Output the line containing "Give me a plain-text" and all subsequent lines of the listing below, copied exactly, with no other lines.

■ Data for the task ■
######

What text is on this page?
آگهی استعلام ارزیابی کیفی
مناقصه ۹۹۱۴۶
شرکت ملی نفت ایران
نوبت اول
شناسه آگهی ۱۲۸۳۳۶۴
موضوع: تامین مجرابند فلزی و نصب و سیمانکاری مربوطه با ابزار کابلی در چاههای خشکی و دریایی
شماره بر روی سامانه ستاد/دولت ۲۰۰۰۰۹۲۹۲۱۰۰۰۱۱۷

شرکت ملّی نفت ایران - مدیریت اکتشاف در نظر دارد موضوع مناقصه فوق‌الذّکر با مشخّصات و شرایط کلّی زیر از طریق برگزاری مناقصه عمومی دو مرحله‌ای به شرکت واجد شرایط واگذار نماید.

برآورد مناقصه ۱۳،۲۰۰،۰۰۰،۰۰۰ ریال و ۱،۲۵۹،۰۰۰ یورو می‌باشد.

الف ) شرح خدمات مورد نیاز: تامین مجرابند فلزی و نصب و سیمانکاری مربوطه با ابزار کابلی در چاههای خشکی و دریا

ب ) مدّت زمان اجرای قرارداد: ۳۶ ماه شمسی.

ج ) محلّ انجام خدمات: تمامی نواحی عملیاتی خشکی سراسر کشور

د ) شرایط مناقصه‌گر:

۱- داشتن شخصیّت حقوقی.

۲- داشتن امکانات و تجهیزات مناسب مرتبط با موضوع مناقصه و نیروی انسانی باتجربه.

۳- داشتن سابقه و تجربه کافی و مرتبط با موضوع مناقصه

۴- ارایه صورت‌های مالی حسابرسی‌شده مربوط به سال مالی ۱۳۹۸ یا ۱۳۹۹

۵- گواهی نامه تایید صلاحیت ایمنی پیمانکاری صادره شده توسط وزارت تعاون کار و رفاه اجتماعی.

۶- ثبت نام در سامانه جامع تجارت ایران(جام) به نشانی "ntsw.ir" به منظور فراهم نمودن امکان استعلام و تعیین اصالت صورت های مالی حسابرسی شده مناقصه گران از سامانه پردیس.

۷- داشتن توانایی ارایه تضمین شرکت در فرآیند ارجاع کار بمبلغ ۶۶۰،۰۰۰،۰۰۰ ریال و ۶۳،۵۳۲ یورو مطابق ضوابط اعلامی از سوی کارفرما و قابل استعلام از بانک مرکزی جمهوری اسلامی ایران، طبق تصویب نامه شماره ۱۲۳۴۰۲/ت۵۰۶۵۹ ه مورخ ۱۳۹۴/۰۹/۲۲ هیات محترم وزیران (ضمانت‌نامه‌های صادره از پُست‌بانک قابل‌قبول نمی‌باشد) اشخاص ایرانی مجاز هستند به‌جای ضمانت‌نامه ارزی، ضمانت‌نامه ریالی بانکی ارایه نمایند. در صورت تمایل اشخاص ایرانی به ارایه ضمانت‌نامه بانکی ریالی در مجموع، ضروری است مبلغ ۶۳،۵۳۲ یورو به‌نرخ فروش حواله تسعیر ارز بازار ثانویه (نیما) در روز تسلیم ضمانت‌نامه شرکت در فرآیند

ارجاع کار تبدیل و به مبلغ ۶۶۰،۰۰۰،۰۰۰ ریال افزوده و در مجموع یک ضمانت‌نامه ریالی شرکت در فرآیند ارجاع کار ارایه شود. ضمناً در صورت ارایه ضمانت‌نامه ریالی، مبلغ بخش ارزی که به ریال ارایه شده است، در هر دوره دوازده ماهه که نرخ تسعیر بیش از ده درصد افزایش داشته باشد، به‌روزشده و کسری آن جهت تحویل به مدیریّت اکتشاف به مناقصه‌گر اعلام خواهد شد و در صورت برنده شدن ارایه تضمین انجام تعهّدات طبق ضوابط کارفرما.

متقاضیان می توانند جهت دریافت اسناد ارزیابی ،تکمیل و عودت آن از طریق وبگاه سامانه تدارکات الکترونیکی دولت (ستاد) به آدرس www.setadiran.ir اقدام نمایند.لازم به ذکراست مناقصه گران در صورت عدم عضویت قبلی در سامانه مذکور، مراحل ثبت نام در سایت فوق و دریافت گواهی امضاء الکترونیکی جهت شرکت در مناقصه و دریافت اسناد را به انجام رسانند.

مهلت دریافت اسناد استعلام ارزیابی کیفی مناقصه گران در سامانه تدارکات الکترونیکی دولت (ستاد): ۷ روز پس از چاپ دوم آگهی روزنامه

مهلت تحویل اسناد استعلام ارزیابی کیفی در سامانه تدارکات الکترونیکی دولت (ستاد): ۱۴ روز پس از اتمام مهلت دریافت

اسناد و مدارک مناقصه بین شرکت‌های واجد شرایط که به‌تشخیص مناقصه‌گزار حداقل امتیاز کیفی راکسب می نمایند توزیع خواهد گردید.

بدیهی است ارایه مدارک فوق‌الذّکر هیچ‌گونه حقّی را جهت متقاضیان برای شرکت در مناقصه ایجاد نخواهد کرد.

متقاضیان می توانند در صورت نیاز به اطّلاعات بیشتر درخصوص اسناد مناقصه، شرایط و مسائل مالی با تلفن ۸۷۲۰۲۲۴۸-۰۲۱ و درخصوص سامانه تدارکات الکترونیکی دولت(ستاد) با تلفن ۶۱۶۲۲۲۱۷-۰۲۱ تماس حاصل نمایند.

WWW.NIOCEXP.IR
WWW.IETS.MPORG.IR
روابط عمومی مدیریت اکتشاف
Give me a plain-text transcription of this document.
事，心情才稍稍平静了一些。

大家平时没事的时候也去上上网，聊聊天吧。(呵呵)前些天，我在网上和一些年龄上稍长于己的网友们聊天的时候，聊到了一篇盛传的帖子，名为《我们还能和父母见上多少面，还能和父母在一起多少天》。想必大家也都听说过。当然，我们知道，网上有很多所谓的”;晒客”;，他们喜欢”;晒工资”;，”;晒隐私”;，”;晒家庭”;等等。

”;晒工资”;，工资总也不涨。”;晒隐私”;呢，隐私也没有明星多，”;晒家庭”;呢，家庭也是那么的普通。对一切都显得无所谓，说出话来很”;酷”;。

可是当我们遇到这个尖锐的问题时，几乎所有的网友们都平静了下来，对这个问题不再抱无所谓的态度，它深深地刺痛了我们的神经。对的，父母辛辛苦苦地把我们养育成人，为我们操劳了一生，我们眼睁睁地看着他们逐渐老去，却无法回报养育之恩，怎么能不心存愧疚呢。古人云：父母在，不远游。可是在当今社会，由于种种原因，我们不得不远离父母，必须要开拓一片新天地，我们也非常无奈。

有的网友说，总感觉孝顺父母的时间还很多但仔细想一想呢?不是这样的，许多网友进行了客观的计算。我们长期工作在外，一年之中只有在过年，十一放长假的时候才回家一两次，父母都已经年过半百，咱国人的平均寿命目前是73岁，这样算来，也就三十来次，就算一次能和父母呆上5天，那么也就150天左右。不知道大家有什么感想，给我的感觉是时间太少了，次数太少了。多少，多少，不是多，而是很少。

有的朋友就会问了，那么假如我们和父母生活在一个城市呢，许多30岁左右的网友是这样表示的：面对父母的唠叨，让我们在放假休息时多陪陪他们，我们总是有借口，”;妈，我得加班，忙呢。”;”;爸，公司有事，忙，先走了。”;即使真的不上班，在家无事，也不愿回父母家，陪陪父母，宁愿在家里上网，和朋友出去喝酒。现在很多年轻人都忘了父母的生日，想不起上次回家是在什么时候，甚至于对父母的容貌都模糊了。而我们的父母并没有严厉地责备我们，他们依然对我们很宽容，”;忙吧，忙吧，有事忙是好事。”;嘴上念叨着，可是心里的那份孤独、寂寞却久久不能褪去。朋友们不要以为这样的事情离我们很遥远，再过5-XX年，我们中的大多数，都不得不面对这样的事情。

######

■ Response ■
Give me a plain-text transcription of this document.
事，心情才稍稍平静了一些。

大家平时没事的时候也去上上网，聊聊天吧。(呵呵)前些天，我在网上和一些年龄上稍长于己的网友们聊天的时候，聊到了一篇盛传的帖子，名为《我们还能和父母见上多少面，还能和父母在一起多少天》。想必大家也都听说过。当然，我们知道，网上有很多所谓的”;晒客”;，他们喜欢”;晒工资”;，”;晒隐私”;，”;晒家庭”;等等。

”;晒工资”;，工资总也不涨。”;晒隐私”;呢，隐私也没有明星多，”;晒家庭”;呢，家庭也是那么的普通。对一切都显得无所谓，说出话来很”;酷”;。

可是当我们遇到这个尖锐的问题时，几乎所有的网友们都平静了下来，对这个问题不再抱无所谓的态度，它深深地刺痛了我们的神经。对的，父母辛辛苦苦地把我们养育成人，为我们操劳了一生，我们眼睁睁地看着他们逐渐老去，却无法回报养育之恩，怎么能不心存愧疚呢。古人云：父母在，不远游。可是在当今社会，由于种种原因，我们不得不远离父母，必须要开拓一片新天地，我们也非常无奈。

有的网友说，总感觉孝顺父母的时间还很多但仔细想一想呢?不是这样的，许多网友进行了客观的计算。我们长期工作在外，一年之中只有在过年，十一放长假的时候才回家一两次，父母都已经年过半百，咱国人的平均寿命目前是73岁，这样算来，也就三十来次，就算一次能和父母呆上5天，那么也就150天左右。不知道大家有什么感想，给我的感觉是时间太少了，次数太少了。多少，多少，不是多，而是很少。

有的朋友就会问了，那么假如我们和父母生活在一个城市呢，许多30岁左右的网友是这样表示的：面对父母的唠叨，让我们在放假休息时多陪陪他们，我们总是有借口，”;妈，我得加班，忙呢。”;”;爸，公司有事，忙，先走了。”;即使真的不上班，在家无事，也不愿回父母家，陪陪父母，宁愿在家里上网，和朋友出去喝酒。现在很多年轻人都忘了父母的生日，想不起上次回家是在什么时候，甚至于对父母的容貌都模糊了。而我们的父母并没有严厉地责备我们，他们依然对我们很宽容，”;忙吧，忙吧，有事忙是好事。”;嘴上念叨着，可是心里的那份孤独、寂寞却久久不能褪去。朋友们不要以为这样的事情离我们很遥远，再过5-XX年，我们中的大多数，都不得不面对这样的事情。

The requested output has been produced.